Data excerpts
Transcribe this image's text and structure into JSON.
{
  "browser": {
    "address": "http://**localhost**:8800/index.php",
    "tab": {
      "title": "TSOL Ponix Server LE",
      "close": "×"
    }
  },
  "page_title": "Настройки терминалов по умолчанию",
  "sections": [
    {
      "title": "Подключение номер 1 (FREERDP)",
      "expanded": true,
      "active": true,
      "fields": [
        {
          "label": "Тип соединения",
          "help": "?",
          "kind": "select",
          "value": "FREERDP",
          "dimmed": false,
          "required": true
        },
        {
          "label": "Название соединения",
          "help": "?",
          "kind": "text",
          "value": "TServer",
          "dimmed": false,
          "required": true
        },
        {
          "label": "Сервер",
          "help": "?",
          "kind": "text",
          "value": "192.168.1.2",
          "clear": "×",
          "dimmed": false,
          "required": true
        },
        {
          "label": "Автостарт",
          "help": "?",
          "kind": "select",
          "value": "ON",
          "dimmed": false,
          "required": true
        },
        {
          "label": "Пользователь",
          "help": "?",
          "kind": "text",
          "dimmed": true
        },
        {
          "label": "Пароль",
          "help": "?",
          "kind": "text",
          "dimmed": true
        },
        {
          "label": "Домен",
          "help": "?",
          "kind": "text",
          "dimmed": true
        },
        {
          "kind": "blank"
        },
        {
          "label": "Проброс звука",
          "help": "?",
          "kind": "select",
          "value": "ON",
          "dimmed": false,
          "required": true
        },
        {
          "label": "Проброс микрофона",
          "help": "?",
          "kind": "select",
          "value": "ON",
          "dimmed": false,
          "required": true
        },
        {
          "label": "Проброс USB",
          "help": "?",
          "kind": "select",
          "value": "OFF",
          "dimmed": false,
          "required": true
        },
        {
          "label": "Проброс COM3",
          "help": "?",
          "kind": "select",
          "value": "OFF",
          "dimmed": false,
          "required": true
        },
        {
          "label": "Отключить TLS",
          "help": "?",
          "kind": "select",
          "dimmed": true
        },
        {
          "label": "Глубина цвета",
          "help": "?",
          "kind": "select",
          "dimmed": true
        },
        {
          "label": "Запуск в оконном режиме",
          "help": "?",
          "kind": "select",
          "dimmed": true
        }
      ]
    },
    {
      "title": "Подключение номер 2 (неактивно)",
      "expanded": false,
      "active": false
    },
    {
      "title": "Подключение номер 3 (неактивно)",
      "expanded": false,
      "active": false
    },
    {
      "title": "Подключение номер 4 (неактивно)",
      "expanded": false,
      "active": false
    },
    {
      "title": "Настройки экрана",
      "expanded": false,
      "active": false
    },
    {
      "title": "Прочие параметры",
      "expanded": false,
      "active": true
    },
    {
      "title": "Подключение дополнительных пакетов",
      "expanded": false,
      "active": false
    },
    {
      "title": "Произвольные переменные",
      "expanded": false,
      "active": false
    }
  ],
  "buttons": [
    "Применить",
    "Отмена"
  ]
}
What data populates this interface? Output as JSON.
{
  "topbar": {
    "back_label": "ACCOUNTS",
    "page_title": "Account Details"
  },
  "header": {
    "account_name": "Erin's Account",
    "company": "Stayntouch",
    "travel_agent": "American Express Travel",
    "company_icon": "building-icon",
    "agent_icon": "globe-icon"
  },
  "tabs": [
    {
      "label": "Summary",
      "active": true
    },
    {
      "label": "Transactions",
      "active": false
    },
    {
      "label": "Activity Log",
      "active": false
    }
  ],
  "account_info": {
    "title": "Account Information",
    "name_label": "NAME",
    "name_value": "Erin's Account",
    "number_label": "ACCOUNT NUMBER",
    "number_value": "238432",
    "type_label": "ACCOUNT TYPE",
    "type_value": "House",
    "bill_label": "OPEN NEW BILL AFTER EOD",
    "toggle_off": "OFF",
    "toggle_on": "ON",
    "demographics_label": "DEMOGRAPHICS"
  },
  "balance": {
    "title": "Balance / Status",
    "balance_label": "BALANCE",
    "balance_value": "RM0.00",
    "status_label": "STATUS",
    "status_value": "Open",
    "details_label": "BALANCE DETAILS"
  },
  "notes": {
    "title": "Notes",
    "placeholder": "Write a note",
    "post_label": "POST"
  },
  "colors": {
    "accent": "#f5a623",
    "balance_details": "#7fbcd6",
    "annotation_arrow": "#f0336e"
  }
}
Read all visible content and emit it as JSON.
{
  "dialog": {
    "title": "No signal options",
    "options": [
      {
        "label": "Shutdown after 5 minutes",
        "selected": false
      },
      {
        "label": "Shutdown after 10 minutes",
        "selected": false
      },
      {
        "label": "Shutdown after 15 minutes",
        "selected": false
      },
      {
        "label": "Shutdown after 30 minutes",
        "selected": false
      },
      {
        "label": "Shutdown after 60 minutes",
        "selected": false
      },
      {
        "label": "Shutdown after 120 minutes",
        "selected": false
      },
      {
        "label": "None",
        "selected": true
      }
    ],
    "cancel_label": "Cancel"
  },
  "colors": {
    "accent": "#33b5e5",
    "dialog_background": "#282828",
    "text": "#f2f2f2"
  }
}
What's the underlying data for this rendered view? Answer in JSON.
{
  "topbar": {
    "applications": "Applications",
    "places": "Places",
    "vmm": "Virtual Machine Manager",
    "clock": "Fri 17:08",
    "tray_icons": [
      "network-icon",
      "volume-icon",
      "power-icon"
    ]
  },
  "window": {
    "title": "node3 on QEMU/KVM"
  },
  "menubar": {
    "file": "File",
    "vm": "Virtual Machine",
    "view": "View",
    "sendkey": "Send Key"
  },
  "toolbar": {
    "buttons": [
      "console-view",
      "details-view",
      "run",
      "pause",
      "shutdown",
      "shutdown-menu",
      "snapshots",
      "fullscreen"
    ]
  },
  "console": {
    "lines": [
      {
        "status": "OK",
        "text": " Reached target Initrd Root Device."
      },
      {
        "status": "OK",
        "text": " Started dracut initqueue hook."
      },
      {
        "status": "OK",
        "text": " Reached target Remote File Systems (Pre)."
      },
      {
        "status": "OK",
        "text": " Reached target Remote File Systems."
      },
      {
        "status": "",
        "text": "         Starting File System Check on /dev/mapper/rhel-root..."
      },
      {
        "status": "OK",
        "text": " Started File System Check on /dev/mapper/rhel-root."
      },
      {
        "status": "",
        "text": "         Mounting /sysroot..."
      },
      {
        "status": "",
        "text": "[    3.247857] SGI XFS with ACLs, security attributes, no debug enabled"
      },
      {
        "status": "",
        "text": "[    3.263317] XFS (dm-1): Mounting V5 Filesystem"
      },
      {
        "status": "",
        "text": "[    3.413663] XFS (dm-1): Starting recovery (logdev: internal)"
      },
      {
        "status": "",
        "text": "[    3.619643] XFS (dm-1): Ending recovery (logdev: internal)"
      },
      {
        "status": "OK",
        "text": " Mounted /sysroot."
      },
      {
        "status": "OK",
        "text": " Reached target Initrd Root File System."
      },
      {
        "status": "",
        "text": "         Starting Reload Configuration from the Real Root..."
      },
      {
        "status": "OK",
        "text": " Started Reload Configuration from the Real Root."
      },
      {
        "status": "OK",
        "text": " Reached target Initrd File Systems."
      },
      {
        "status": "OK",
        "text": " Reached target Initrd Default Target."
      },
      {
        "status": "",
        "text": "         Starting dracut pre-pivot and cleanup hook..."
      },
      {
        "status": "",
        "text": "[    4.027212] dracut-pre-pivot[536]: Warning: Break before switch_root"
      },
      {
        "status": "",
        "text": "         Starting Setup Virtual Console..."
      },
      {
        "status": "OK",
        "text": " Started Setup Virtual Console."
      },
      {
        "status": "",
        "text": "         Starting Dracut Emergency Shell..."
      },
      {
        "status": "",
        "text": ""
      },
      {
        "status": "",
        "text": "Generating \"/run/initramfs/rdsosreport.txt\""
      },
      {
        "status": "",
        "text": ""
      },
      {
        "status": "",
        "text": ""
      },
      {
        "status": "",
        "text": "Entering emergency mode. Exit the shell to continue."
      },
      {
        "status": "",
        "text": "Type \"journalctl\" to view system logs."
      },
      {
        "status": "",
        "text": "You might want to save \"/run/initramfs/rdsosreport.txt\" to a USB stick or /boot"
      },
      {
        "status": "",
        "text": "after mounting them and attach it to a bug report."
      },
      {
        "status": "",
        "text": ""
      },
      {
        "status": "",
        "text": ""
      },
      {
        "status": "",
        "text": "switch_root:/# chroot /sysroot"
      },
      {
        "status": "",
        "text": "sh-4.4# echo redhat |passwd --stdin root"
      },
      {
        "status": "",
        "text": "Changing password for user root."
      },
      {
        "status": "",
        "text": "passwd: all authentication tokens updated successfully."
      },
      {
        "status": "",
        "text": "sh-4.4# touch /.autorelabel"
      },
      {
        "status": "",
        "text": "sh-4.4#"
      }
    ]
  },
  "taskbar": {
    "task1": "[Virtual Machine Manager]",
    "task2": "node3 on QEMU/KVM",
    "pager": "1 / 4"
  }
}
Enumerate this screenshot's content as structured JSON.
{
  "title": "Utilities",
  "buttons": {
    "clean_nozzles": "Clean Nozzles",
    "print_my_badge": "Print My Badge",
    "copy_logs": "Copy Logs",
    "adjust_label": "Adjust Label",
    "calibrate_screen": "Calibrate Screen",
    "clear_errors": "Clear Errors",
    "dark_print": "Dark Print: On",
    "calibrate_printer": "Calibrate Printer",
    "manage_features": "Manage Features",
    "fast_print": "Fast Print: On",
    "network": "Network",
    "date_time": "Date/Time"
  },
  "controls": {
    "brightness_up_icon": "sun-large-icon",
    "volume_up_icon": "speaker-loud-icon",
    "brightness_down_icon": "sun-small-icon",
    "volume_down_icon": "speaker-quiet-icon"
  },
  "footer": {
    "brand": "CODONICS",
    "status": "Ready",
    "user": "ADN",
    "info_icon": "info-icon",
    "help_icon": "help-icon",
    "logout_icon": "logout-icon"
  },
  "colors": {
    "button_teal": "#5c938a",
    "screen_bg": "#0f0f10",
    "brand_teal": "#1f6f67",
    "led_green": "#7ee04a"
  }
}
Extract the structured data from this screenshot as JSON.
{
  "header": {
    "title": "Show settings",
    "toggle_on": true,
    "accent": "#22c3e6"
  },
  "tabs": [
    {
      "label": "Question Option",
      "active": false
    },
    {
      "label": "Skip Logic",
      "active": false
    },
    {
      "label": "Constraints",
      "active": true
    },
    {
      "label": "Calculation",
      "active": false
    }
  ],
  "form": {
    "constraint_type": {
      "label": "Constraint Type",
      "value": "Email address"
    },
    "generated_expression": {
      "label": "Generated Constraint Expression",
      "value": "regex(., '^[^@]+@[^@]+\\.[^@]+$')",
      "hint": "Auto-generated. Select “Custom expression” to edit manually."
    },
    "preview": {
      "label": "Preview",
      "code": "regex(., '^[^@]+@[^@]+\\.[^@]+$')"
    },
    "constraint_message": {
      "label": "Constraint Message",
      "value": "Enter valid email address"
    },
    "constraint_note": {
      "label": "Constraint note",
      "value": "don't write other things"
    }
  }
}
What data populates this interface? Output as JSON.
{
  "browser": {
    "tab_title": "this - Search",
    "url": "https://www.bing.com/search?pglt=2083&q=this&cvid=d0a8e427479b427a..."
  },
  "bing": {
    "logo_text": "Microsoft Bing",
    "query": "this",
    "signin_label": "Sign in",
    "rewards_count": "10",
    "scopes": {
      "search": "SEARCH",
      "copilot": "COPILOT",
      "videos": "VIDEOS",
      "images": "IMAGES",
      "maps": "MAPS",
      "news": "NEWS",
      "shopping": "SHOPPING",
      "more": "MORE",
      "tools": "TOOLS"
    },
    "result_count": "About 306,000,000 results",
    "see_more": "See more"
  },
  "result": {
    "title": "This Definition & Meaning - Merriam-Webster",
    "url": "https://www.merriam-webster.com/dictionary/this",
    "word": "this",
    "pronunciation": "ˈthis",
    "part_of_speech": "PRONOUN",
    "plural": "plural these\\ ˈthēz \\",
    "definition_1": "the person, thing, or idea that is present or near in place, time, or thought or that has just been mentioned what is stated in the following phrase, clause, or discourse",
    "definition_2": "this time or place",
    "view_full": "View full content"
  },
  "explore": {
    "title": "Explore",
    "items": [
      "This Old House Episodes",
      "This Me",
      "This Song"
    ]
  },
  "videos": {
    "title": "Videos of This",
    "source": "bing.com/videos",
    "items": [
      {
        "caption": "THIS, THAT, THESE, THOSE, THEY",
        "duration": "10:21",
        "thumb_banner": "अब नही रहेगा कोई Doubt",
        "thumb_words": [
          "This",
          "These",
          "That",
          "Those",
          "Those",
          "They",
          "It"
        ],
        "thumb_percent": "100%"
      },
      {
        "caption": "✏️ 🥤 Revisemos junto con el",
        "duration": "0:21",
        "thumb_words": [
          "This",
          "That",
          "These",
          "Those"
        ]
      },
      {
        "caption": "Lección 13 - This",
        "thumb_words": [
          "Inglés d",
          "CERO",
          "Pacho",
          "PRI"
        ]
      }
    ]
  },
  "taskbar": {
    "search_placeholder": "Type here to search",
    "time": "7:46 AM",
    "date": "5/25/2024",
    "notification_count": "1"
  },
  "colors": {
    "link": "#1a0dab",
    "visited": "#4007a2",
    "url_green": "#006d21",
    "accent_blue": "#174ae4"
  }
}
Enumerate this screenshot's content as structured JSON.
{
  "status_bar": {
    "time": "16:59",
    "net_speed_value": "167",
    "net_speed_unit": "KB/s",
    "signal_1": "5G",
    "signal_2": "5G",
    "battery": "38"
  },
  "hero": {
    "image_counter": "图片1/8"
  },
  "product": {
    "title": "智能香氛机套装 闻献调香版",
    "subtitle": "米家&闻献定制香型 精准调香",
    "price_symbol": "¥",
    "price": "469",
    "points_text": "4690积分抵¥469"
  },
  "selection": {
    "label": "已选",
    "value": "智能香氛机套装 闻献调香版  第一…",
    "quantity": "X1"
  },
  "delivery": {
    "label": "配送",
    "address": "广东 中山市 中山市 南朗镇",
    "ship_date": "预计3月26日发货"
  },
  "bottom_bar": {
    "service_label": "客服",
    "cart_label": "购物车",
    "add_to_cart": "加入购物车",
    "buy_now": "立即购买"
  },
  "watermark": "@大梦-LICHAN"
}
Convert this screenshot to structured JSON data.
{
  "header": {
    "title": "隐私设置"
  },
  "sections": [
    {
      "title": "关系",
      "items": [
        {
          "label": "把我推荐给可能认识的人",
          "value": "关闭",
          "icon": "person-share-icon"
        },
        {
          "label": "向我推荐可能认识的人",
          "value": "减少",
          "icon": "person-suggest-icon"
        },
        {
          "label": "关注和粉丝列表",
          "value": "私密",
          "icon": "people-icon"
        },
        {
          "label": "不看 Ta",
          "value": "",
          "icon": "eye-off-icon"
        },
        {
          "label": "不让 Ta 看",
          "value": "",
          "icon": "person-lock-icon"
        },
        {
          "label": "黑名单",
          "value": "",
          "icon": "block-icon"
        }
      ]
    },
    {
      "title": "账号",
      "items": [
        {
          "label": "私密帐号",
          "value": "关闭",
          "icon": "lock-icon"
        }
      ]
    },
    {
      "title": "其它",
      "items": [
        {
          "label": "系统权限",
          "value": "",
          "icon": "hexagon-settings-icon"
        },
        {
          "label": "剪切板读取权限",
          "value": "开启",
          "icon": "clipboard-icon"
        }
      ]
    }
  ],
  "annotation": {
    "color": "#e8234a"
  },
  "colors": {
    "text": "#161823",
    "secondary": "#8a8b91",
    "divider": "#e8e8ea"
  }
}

Direction: Go through the entries above and copy every line containing "неактивно".

Response below:
      "title": "Подключение номер 2 (неактивно)",
      "title": "Подключение номер 3 (неактивно)",
      "title": "Подключение номер 4 (неактивно)",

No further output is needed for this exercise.